EXCERPTED DATA >>
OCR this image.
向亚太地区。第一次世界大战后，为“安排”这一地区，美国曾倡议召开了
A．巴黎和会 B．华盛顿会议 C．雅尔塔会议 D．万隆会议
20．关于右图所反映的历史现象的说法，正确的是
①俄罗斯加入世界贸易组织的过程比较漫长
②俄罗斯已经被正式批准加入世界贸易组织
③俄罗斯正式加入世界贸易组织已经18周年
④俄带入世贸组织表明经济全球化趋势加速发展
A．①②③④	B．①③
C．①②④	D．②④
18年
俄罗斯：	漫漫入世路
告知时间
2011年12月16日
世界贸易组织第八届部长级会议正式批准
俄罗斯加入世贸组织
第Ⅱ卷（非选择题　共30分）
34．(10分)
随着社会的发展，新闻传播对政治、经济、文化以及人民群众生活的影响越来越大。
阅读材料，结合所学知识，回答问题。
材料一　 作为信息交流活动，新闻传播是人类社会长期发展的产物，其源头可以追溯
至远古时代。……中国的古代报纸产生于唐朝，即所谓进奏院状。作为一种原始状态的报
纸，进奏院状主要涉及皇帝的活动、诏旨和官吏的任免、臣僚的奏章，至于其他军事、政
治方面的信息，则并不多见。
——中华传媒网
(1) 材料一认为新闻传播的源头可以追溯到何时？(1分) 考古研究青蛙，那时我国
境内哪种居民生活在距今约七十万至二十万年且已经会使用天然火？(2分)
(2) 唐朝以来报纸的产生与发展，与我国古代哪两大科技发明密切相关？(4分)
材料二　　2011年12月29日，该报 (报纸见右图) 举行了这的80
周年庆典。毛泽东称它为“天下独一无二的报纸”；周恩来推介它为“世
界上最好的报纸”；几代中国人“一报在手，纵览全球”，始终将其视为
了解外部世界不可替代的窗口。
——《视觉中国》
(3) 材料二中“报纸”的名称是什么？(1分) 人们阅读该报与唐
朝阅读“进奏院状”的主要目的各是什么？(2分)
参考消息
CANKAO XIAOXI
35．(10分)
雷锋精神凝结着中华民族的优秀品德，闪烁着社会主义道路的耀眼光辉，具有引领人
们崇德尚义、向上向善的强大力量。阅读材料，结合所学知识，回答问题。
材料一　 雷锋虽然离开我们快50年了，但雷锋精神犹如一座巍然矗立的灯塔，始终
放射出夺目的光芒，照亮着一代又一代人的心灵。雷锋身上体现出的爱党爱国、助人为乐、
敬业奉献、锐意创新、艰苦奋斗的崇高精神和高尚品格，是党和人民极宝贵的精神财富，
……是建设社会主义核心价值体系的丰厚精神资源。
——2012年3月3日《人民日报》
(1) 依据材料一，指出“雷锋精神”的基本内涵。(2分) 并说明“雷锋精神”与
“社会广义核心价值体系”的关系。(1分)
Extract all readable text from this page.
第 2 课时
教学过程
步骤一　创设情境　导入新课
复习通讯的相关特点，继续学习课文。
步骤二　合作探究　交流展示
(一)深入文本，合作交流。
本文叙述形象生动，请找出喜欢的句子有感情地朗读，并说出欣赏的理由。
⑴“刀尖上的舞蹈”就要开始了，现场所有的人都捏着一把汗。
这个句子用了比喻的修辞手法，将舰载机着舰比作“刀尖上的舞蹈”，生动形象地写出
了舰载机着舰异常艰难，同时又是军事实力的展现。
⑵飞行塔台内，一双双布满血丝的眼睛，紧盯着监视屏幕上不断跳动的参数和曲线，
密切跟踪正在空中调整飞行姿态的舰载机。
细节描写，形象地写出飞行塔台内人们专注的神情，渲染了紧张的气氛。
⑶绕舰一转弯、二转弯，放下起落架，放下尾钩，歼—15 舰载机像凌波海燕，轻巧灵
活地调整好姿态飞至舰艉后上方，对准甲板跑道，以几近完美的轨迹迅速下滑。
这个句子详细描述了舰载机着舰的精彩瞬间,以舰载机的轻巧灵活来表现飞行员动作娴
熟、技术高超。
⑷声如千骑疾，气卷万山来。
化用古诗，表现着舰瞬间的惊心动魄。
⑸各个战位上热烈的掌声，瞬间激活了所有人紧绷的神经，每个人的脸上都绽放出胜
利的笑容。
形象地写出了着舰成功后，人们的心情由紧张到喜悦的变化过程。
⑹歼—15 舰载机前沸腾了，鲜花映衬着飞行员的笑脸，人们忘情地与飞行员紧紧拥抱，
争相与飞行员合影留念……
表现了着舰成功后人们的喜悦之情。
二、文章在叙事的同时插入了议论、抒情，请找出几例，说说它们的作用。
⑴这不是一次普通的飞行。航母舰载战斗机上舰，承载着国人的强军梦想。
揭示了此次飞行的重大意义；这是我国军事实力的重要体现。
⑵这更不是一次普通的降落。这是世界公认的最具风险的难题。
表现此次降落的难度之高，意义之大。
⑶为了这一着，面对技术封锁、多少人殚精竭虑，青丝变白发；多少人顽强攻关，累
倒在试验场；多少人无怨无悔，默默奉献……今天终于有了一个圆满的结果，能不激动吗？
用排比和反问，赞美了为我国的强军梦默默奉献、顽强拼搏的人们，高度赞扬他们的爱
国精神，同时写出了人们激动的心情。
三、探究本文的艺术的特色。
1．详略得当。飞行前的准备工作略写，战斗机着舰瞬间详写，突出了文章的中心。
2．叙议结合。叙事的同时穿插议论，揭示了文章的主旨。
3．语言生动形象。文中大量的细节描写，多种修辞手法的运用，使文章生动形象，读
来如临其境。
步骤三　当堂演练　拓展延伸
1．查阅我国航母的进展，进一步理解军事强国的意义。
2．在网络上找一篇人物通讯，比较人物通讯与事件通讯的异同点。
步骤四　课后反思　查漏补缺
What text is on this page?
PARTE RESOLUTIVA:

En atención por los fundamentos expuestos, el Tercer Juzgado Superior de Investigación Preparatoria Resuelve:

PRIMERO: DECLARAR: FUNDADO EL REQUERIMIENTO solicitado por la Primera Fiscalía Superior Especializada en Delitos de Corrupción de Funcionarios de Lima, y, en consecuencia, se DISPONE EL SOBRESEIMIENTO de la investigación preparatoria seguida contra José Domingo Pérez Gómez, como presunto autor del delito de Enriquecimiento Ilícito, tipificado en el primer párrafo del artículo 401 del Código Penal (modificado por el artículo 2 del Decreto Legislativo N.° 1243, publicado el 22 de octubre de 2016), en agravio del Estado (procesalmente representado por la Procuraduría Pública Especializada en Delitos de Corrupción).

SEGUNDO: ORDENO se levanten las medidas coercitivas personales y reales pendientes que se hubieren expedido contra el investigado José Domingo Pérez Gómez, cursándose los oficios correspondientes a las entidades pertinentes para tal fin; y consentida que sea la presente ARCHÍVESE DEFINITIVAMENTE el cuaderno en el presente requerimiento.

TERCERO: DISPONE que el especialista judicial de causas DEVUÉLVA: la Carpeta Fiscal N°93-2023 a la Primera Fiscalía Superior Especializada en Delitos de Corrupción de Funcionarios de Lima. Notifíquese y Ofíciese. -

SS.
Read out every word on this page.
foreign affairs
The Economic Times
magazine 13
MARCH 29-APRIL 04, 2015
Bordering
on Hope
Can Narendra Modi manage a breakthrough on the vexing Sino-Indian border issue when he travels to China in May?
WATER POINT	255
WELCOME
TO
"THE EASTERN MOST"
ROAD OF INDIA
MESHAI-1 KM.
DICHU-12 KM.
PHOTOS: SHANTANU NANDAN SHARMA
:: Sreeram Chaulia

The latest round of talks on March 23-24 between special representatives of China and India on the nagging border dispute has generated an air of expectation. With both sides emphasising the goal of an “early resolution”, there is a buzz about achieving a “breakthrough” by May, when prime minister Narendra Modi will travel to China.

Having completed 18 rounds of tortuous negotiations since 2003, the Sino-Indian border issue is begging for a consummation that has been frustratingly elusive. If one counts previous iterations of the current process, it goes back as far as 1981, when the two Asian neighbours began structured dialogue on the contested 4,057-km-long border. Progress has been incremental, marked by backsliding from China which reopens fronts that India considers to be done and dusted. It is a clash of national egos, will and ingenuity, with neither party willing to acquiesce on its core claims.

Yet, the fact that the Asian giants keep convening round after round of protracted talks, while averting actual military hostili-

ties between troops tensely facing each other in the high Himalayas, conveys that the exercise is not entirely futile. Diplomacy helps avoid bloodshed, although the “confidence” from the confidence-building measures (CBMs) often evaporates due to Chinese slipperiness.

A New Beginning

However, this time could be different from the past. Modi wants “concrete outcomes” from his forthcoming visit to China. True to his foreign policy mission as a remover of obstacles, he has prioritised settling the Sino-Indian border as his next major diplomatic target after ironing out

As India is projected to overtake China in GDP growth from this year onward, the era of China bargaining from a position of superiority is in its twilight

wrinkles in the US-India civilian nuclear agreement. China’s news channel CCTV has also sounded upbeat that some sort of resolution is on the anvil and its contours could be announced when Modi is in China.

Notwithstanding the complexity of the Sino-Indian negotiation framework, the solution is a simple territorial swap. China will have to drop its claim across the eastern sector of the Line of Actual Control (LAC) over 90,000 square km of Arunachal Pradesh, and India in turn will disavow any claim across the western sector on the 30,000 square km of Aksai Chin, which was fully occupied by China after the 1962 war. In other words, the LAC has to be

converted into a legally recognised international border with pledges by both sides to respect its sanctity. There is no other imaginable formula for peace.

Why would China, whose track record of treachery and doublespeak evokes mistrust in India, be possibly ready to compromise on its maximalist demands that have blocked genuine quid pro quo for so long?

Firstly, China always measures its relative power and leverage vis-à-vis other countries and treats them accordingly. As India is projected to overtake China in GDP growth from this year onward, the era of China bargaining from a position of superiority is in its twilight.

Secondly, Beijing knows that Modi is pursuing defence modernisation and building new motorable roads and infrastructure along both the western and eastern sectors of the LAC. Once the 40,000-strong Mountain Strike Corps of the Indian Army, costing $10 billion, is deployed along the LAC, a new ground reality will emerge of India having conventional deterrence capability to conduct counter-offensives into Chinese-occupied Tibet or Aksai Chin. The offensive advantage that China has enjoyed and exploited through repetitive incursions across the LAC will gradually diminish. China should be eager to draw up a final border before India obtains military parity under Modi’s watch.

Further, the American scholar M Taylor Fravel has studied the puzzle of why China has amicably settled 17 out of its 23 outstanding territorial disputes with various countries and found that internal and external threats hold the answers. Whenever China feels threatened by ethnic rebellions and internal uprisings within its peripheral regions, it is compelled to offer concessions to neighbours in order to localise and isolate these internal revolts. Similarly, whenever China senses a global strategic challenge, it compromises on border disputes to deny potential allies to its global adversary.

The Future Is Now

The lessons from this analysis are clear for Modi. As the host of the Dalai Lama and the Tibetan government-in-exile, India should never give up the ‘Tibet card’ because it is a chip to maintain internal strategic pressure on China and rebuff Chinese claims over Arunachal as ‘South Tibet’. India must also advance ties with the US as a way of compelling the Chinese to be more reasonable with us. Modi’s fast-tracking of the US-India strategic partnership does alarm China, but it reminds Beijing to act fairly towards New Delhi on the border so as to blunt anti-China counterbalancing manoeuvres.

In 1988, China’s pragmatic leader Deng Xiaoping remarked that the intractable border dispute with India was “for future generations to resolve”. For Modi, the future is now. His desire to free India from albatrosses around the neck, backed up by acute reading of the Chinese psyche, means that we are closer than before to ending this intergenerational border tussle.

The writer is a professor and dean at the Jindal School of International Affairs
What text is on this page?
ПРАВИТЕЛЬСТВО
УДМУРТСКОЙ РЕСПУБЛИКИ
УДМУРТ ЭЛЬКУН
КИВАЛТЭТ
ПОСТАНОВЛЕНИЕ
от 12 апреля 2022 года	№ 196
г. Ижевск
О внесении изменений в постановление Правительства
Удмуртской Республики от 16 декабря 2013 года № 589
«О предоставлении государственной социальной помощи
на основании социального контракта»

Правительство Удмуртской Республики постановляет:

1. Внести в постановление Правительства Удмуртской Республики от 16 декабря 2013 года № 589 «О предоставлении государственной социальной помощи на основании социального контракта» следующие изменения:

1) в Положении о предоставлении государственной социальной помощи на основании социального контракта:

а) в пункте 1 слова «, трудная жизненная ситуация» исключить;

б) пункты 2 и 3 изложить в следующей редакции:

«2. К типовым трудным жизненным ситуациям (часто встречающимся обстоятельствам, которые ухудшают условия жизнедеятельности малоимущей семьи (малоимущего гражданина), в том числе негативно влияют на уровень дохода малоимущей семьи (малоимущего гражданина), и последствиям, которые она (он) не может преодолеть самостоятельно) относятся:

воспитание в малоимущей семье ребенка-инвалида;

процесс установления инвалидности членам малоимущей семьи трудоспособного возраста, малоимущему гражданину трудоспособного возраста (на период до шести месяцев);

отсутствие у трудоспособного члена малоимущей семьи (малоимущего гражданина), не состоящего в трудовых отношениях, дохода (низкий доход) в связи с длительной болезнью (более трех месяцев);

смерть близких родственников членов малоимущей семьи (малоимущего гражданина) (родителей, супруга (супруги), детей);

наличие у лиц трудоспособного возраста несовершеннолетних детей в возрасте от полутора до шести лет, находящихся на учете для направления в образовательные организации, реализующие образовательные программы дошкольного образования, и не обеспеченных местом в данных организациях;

WHAT IS ASKED >> Gather each line of the listing containing the word "контракта" and show it.

THE ANSWER >>
на основании социального контракта»
1. Внести в постановление Правительства Удмуртской Республики от 16 декабря 2013 года № 589 «О предоставлении государственной социальной помощи на основании социального контракта» следующие изменения:
1) в Положении о предоставлении государственной социальной помощи на основании социального контракта:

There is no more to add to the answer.